» WHAT IS NEEDED
Copy the data below exactly.

[Extracts from a graphics dataset]
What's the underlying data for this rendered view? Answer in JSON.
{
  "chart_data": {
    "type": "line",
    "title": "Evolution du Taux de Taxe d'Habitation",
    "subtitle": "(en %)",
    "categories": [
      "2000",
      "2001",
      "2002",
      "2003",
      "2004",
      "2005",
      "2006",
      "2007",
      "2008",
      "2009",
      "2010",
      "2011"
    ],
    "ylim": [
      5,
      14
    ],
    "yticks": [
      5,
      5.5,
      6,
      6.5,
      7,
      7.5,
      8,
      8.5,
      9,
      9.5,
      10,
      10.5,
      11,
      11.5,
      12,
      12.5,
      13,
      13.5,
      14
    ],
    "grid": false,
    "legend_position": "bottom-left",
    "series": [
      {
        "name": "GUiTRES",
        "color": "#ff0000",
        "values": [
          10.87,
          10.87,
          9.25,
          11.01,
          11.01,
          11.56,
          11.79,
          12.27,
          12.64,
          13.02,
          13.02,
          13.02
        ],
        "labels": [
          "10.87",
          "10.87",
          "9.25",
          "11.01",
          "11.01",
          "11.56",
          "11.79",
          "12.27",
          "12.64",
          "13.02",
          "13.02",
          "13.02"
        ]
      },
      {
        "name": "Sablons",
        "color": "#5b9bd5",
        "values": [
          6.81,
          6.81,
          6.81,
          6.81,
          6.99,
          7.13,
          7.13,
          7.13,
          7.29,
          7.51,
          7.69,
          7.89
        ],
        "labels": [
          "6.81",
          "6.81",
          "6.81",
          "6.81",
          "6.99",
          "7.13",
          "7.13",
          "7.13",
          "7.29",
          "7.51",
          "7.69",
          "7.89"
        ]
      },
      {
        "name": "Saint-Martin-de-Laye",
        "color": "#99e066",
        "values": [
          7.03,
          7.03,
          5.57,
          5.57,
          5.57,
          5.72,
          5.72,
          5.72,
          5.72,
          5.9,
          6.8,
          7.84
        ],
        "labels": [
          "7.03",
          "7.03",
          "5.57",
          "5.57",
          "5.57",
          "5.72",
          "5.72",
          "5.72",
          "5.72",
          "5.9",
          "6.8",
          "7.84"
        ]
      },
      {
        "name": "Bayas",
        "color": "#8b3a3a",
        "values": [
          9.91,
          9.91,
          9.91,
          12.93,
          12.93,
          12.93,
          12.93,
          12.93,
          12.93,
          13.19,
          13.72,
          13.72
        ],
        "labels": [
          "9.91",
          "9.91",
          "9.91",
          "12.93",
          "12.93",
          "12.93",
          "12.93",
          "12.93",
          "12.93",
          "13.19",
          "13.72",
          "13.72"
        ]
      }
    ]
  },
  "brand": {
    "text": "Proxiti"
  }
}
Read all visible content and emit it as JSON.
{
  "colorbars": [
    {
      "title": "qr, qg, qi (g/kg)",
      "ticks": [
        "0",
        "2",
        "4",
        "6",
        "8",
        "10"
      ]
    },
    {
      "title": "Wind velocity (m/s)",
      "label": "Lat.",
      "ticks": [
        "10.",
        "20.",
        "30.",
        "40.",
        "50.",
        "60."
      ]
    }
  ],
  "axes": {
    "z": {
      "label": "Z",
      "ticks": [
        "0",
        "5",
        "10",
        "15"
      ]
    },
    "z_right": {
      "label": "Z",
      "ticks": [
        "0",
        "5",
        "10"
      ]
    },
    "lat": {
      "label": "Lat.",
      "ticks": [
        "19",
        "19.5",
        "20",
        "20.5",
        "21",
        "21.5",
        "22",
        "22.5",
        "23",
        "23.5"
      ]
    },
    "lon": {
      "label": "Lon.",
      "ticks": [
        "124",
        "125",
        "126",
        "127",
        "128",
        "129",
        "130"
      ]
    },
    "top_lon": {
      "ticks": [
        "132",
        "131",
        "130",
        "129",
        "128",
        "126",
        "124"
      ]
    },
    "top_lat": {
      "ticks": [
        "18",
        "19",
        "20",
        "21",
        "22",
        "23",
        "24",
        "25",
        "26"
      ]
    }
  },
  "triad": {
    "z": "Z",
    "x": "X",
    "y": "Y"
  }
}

» SOLUTION FOR THIS EXERCISE
What's the underlying data for this rendered view? Answer in JSON.
{
  "chart_data": {
    "type": "line",
    "title": "Evolution du Taux de Taxe d'Habitation",
    "subtitle": "(en %)",
    "categories": [
      "2000",
      "2001",
      "2002",
      "2003",
      "2004",
      "2005",
      "2006",
      "2007",
      "2008",
      "2009",
      "2010",
      "2011"
    ],
    "ylim": [
      5,
      14
    ],
    "yticks": [
      5,
      5.5,
      6,
      6.5,
      7,
      7.5,
      8,
      8.5,
      9,
      9.5,
      10,
      10.5,
      11,
      11.5,
      12,
      12.5,
      13,
      13.5,
      14
    ],
    "grid": false,
    "legend_position": "bottom-left",
    "series": [
      {
        "name": "GUiTRES",
        "color": "#ff0000",
        "values": [
          10.87,
          10.87,
          9.25,
          11.01,
          11.01,
          11.56,
          11.79,
          12.27,
          12.64,
          13.02,
          13.02,
          13.02
        ],
        "labels": [
          "10.87",
          "10.87",
          "9.25",
          "11.01",
          "11.01",
          "11.56",
          "11.79",
          "12.27",
          "12.64",
          "13.02",
          "13.02",
          "13.02"
        ]
      },
      {
        "name": "Sablons",
        "color": "#5b9bd5",
        "values": [
          6.81,
          6.81,
          6.81,
          6.81,
          6.99,
          7.13,
          7.13,
          7.13,
          7.29,
          7.51,
          7.69,
          7.89
        ],
        "labels": [
          "6.81",
          "6.81",
          "6.81",
          "6.81",
          "6.99",
          "7.13",
          "7.13",
          "7.13",
          "7.29",
          "7.51",
          "7.69",
          "7.89"
        ]
      },
      {
        "name": "Saint-Martin-de-Laye",
        "color": "#99e066",
        "values": [
          7.03,
          7.03,
          5.57,
          5.57,
          5.57,
          5.72,
          5.72,
          5.72,
          5.72,
          5.9,
          6.8,
          7.84
        ],
        "labels": [
          "7.03",
          "7.03",
          "5.57",
          "5.57",
          "5.57",
          "5.72",
          "5.72",
          "5.72",
          "5.72",
          "5.9",
          "6.8",
          "7.84"
        ]
      },
      {
        "name": "Bayas",
        "color": "#8b3a3a",
        "values": [
          9.91,
          9.91,
          9.91,
          12.93,
          12.93,
          12.93,
          12.93,
          12.93,
          12.93,
          13.19,
          13.72,
          13.72
        ],
        "labels": [
          "9.91",
          "9.91",
          "9.91",
          "12.93",
          "12.93",
          "12.93",
          "12.93",
          "12.93",
          "12.93",
          "13.19",
          "13.72",
          "13.72"
        ]
      }
    ]
  },
  "brand": {
    "text": "Proxiti"
  }
}
Read all visible content and emit it as JSON.
{
  "colorbars": [
    {
      "title": "qr, qg, qi (g/kg)",
      "ticks": [
        "0",
        "2",
        "4",
        "6",
        "8",
        "10"
      ]
    },
    {
      "title": "Wind velocity (m/s)",
      "label": "Lat.",
      "ticks": [
        "10.",
        "20.",
        "30.",
        "40.",
        "50.",
        "60."
      ]
    }
  ],
  "axes": {
    "z": {
      "label": "Z",
      "ticks": [
        "0",
        "5",
        "10",
        "15"
      ]
    },
    "z_right": {
      "label": "Z",
      "ticks": [
        "0",
        "5",
        "10"
      ]
    },
    "lat": {
      "label": "Lat.",
      "ticks": [
        "19",
        "19.5",
        "20",
        "20.5",
        "21",
        "21.5",
        "22",
        "22.5",
        "23",
        "23.5"
      ]
    },
    "lon": {
      "label": "Lon.",
      "ticks": [
        "124",
        "125",
        "126",
        "127",
        "128",
        "129",
        "130"
      ]
    },
    "top_lon": {
      "ticks": [
        "132",
        "131",
        "130",
        "129",
        "128",
        "126",
        "124"
      ]
    },
    "top_lat": {
      "ticks": [
        "18",
        "19",
        "20",
        "21",
        "22",
        "23",
        "24",
        "25",
        "26"
      ]
    }
  },
  "triad": {
    "z": "Z",
    "x": "X",
    "y": "Y"
  }
}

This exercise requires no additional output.